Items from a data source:
—————

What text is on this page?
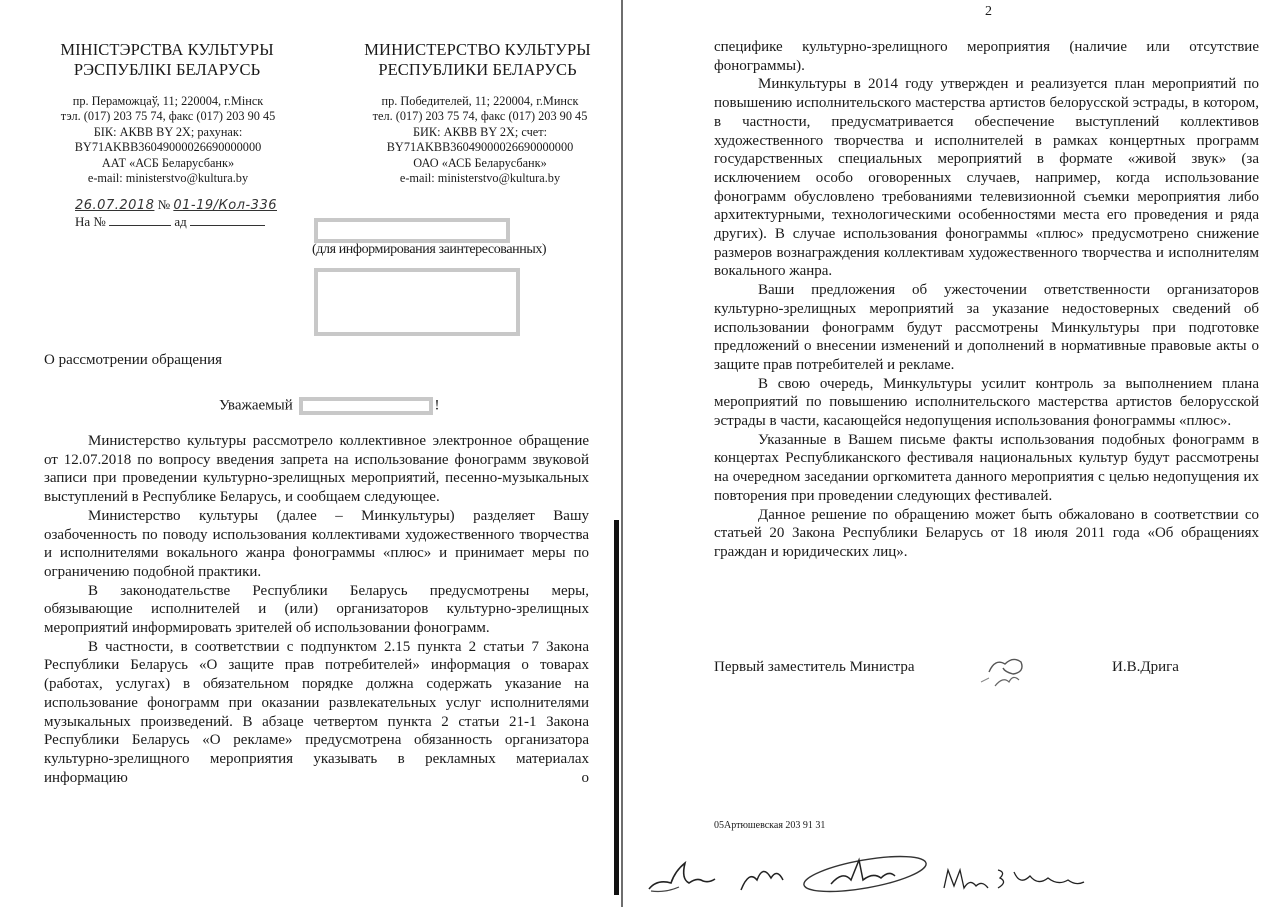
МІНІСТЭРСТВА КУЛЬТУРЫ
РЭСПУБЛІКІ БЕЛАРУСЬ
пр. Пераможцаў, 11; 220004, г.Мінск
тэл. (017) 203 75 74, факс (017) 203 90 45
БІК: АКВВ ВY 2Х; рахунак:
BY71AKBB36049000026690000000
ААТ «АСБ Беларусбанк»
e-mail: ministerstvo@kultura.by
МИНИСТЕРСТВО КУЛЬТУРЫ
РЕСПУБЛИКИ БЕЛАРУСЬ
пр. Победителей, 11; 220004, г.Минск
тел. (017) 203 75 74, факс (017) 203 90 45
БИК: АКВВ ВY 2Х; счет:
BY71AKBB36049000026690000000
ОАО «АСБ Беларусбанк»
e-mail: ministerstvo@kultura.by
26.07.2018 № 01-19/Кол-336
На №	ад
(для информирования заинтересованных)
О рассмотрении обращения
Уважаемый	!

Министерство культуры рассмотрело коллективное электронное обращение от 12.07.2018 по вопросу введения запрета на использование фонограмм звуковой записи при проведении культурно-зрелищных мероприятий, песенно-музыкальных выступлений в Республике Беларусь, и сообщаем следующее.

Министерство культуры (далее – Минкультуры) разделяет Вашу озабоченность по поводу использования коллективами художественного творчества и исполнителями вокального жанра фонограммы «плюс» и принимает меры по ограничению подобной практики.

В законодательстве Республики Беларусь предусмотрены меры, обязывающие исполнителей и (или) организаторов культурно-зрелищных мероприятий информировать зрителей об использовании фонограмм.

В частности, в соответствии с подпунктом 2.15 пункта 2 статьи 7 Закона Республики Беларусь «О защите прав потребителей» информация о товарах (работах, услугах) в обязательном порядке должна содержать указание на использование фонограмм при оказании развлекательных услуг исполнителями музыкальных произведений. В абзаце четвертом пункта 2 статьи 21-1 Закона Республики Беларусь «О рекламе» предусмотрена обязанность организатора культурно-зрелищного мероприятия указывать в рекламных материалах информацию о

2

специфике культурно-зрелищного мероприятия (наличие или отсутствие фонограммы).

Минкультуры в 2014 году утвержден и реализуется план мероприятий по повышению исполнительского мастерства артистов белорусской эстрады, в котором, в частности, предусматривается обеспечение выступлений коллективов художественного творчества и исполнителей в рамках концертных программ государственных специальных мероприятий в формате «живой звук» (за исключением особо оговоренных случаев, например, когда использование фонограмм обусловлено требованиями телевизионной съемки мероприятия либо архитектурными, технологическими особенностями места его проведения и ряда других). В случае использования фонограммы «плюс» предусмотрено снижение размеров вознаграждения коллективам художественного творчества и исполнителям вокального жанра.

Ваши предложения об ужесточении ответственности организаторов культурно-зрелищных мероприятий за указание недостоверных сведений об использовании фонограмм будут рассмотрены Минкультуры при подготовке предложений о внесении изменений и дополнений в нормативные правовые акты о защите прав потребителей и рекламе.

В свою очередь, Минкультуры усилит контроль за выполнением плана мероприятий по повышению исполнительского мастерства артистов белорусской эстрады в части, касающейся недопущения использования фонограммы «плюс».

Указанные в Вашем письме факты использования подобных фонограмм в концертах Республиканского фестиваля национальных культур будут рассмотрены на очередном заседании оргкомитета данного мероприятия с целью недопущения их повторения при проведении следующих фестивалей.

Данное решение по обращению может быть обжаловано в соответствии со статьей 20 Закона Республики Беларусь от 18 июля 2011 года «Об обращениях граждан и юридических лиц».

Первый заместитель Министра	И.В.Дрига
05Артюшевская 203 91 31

—————

# Requirement
Tally the lines that hold the string "АКВВ" and state the total, nothing more.

# Exercise answer
2